## JOB
What follows is a set of records, each of which is to be written out exactly.

## DATA SHOWN
— BEGIN —
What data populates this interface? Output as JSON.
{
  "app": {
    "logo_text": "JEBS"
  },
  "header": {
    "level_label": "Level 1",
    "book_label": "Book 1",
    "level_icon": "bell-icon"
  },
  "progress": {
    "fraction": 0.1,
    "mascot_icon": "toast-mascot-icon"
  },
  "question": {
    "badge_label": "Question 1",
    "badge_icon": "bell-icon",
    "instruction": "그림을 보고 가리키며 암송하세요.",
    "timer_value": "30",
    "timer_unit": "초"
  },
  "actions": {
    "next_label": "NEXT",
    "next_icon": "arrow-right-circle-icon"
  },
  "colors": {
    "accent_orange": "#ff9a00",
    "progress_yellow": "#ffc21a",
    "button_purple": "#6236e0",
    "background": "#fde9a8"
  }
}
— END —
## RESULT FOR THIS TASK
What data populates this interface? Output as JSON.
{
  "app": {
    "logo_text": "JEBS"
  },
  "header": {
    "level_label": "Level 1",
    "book_label": "Book 1",
    "level_icon": "bell-icon"
  },
  "progress": {
    "fraction": 0.1,
    "mascot_icon": "toast-mascot-icon"
  },
  "question": {
    "badge_label": "Question 1",
    "badge_icon": "bell-icon",
    "instruction": "그림을 보고 가리키며 암송하세요.",
    "timer_value": "30",
    "timer_unit": "초"
  },
  "actions": {
    "next_label": "NEXT",
    "next_icon": "arrow-right-circle-icon"
  },
  "colors": {
    "accent_orange": "#ff9a00",
    "progress_yellow": "#ffc21a",
    "button_purple": "#6236e0",
    "background": "#fde9a8"
  }
}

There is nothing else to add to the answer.